| Your task |
Please count the lines in the listing below where the word "PradosRedondos" appears. Give the number only.

=== Extracted records ===

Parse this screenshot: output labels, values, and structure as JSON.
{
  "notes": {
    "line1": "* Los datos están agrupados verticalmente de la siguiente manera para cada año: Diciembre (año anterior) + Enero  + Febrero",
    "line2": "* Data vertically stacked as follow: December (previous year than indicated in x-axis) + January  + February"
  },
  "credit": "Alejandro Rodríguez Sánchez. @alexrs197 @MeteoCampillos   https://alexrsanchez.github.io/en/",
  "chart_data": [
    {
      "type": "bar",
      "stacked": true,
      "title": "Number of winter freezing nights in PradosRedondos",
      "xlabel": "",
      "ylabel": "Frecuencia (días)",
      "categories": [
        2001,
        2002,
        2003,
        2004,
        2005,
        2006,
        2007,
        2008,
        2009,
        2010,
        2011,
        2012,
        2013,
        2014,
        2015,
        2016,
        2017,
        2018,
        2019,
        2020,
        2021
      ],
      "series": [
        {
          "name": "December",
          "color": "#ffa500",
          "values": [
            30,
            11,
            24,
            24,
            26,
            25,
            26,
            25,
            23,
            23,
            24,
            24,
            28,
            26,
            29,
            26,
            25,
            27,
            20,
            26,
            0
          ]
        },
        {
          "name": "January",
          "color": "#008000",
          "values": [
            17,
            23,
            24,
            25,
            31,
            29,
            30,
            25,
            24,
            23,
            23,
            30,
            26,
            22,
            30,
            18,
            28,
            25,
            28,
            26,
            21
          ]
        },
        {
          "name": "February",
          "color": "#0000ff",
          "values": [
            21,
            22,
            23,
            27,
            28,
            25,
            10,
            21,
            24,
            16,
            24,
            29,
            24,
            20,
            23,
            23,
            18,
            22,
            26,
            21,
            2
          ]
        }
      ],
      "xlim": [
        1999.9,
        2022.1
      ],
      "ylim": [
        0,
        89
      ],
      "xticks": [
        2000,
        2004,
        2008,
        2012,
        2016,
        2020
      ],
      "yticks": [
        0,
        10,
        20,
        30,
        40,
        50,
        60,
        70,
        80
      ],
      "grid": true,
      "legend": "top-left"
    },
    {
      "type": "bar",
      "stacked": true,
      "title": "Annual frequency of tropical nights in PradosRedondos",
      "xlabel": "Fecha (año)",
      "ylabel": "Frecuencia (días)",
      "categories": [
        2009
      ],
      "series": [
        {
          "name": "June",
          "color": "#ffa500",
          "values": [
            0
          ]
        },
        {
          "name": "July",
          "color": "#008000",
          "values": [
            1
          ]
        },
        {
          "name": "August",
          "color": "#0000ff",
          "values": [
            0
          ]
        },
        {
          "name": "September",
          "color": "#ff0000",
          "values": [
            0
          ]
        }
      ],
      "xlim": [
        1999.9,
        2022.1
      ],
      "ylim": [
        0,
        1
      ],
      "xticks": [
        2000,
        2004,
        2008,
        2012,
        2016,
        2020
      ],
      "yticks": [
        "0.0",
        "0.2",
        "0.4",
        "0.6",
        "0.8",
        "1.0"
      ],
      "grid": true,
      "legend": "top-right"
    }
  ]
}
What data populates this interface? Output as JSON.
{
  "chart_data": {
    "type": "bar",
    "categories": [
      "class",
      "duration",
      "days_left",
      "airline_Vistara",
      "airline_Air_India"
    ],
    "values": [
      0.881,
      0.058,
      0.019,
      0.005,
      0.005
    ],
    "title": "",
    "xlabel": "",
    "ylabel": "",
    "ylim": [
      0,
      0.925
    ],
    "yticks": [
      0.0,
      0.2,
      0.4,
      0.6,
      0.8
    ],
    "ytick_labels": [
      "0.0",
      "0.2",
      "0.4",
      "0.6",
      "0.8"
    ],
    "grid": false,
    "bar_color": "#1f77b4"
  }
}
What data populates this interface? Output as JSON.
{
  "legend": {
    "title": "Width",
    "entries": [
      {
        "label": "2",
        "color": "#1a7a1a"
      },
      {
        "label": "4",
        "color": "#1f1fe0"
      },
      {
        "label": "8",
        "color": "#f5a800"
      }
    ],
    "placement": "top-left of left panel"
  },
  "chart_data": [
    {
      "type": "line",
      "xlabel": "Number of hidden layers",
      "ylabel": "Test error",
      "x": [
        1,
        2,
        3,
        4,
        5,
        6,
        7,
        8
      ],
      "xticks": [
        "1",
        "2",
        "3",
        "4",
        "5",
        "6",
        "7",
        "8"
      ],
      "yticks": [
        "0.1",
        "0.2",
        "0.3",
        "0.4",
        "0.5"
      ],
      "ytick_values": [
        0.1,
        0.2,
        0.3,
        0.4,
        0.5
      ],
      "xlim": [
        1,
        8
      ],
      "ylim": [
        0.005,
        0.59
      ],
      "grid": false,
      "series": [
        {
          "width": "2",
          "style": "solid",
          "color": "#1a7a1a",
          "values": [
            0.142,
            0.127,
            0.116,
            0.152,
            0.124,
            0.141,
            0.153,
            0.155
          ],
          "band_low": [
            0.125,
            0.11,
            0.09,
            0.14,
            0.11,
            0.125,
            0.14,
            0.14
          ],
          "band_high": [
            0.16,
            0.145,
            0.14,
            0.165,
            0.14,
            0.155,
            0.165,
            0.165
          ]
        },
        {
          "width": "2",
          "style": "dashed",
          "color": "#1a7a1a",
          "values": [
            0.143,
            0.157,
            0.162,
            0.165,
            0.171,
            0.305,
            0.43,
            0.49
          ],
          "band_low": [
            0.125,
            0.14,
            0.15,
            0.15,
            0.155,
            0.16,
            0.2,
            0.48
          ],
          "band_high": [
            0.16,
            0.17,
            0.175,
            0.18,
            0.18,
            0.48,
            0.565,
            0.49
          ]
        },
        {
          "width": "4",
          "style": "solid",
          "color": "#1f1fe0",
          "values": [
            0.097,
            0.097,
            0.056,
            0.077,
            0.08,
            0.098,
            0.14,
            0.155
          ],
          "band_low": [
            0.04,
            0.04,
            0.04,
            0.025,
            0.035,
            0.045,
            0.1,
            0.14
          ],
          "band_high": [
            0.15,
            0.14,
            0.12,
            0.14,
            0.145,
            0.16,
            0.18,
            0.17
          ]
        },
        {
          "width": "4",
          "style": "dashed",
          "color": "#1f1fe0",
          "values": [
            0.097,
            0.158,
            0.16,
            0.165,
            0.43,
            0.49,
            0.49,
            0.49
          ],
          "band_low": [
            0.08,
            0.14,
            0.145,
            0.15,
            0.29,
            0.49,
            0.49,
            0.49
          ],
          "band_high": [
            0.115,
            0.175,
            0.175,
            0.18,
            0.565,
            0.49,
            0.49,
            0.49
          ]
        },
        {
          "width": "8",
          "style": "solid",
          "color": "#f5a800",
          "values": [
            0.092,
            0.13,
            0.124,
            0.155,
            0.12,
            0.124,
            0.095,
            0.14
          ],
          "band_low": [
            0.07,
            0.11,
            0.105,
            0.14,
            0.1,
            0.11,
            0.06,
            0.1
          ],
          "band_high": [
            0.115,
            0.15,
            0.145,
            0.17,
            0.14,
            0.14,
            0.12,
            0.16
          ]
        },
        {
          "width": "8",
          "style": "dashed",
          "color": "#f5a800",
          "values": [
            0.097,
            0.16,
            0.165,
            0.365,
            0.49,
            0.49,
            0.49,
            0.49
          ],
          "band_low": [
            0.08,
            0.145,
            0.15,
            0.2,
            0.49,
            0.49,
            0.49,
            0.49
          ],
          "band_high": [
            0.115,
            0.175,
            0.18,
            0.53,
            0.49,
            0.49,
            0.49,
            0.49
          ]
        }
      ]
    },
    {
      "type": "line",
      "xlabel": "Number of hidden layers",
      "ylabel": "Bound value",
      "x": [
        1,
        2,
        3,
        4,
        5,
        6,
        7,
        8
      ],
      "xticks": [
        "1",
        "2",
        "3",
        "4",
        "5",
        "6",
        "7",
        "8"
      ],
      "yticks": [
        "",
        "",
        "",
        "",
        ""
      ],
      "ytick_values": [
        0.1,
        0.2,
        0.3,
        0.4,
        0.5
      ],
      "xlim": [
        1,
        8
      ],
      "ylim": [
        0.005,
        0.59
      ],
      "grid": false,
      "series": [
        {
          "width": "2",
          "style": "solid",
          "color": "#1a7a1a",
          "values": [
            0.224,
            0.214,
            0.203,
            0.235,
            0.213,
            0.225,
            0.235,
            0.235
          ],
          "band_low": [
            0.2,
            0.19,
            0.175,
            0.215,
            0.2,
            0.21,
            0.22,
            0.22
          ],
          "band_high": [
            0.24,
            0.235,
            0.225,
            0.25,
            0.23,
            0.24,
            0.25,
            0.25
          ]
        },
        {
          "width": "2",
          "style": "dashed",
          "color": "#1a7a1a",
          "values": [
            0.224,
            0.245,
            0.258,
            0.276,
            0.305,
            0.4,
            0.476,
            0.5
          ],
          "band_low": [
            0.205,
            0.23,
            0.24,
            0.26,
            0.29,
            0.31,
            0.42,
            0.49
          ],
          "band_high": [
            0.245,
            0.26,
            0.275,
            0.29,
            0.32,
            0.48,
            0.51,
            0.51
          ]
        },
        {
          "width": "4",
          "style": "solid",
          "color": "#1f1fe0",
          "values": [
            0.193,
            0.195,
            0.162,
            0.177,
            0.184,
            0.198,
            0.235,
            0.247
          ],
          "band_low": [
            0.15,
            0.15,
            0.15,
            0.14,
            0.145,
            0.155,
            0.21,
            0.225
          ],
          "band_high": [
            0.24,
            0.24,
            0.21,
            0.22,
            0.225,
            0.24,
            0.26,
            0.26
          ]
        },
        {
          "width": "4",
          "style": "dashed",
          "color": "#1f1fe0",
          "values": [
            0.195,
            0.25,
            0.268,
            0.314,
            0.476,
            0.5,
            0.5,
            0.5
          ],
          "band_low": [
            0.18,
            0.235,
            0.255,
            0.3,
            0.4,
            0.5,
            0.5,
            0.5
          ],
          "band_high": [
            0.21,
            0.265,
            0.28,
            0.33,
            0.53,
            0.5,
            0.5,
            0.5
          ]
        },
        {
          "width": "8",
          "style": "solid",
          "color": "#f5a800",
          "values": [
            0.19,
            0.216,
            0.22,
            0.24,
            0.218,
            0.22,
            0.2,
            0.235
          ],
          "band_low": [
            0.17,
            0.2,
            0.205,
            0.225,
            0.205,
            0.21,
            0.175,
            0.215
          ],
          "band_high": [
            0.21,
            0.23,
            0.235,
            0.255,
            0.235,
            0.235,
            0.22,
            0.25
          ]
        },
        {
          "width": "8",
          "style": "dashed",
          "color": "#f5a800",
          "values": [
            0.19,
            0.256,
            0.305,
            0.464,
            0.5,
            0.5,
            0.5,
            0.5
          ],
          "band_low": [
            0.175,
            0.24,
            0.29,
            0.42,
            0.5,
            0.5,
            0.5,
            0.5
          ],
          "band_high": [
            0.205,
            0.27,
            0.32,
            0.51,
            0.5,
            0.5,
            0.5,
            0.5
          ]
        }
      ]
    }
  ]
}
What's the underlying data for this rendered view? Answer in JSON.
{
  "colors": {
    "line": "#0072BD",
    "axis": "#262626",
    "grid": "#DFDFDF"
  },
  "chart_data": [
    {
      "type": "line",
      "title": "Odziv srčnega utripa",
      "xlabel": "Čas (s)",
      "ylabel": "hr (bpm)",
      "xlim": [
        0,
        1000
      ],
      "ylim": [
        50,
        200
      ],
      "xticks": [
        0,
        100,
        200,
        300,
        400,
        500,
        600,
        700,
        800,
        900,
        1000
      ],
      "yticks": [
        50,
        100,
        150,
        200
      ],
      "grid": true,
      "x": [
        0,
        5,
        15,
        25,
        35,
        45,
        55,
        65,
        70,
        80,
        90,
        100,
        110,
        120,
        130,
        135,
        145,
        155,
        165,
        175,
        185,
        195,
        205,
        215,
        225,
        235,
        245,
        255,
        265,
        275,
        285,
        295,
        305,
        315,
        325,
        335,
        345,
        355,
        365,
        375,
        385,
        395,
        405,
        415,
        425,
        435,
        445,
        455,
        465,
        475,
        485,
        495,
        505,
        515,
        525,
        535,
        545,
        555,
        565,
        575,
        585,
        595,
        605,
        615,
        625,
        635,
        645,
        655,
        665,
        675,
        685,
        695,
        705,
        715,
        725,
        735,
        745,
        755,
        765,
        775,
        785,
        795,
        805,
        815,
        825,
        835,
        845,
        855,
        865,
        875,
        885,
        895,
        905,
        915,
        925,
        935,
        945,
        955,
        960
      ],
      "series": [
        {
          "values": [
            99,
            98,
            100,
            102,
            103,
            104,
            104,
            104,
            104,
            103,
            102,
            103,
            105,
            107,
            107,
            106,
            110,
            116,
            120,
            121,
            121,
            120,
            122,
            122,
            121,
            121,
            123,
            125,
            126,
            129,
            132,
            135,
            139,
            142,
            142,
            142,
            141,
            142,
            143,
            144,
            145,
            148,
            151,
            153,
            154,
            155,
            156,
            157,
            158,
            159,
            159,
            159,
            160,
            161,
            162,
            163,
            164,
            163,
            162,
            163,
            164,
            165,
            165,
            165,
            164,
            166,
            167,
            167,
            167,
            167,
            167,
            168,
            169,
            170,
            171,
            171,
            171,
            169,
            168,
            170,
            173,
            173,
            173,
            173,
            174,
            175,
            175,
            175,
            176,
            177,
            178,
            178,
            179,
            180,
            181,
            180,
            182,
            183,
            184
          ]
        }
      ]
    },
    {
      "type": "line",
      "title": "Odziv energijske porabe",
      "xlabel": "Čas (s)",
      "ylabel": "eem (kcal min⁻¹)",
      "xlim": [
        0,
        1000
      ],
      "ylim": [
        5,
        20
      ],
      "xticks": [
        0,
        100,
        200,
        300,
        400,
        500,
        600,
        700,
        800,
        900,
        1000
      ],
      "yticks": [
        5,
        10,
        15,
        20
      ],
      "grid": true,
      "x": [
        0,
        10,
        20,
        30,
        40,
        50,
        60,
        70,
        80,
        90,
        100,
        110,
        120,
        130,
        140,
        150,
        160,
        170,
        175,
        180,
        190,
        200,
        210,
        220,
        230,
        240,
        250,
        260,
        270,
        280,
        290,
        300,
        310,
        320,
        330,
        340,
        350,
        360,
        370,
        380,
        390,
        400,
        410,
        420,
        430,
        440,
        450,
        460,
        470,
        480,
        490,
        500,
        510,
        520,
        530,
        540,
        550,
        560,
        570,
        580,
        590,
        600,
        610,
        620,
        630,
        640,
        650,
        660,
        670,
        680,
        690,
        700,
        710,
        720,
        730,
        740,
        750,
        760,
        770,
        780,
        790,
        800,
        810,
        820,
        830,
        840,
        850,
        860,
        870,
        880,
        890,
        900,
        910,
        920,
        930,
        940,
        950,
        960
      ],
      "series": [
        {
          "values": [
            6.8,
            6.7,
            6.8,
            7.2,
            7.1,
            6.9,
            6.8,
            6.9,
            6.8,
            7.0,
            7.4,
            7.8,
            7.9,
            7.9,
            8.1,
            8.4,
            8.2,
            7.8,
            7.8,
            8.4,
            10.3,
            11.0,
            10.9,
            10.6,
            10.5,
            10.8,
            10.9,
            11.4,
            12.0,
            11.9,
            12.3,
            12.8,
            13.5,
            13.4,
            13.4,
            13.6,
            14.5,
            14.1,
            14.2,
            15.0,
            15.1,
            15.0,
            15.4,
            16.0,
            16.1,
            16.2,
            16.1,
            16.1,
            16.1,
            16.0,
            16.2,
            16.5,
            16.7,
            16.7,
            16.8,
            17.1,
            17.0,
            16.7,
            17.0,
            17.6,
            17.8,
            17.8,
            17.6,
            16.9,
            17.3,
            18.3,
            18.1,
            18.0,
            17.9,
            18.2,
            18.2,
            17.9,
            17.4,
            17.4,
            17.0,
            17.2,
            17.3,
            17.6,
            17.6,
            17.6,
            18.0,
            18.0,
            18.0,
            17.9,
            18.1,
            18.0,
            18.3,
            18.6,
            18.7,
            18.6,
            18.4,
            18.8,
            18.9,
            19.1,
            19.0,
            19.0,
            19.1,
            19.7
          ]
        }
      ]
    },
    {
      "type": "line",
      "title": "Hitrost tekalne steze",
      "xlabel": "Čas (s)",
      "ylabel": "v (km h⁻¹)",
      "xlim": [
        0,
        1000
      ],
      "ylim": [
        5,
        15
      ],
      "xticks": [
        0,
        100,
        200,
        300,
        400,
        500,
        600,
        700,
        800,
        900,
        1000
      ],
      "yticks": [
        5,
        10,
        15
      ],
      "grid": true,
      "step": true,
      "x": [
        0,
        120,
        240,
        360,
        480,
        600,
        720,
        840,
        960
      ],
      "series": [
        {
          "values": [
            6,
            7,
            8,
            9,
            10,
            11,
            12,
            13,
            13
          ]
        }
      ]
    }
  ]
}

===

| Completed exercise |
2